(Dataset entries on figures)
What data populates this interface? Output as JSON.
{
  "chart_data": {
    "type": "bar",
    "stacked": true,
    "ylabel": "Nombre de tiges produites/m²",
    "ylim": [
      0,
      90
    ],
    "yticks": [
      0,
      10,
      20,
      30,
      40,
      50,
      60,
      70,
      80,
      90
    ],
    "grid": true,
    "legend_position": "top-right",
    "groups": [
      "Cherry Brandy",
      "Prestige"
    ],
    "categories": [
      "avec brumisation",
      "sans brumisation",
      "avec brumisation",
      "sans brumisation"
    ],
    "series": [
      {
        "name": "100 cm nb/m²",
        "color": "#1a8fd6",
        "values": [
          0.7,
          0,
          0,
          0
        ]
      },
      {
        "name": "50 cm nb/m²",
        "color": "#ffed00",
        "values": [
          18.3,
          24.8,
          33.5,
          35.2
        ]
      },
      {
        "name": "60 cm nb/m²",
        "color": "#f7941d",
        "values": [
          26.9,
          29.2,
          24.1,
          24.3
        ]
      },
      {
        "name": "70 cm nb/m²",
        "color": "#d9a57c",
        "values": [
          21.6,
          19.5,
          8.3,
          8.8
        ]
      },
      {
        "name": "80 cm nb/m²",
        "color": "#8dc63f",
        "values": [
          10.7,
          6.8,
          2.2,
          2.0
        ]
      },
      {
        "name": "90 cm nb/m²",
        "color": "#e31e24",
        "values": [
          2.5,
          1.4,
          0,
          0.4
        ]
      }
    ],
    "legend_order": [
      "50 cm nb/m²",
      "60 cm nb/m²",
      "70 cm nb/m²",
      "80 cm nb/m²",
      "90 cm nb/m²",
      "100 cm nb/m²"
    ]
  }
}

■ **Your goal**
Pull out all lines from the entries above that include the word "name".

■ **Worked answer**
        "name": "100 cm nb/m²",
        "name": "50 cm nb/m²",
        "name": "60 cm nb/m²",
        "name": "70 cm nb/m²",
        "name": "80 cm nb/m²",
        "name": "90 cm nb/m²",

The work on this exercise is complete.